Copy each line exactly. Leave nothing out.

(Data entries)
########

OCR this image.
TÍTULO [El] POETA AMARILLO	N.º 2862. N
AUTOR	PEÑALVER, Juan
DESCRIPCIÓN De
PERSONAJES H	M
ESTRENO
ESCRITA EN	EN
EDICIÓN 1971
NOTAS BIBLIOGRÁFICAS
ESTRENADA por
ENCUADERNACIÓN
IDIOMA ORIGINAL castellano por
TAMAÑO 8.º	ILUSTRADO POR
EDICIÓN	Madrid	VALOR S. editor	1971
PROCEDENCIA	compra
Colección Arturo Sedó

########

Response to the task:
OCR this image.
TÍTULO [El] POETA AMARILLO	N.º 2862. N
AUTOR	PEÑALVER, Juan
DESCRIPCIÓN De
PERSONAJES H	M
ESTRENO
ESCRITA EN	EN
EDICIÓN 1971
NOTAS BIBLIOGRÁFICAS
ESTRENADA por
ENCUADERNACIÓN
IDIOMA ORIGINAL castellano por
TAMAÑO 8.º	ILUSTRADO POR
EDICIÓN	Madrid	VALOR S. editor	1971
PROCEDENCIA	compra
Colección Arturo Sedó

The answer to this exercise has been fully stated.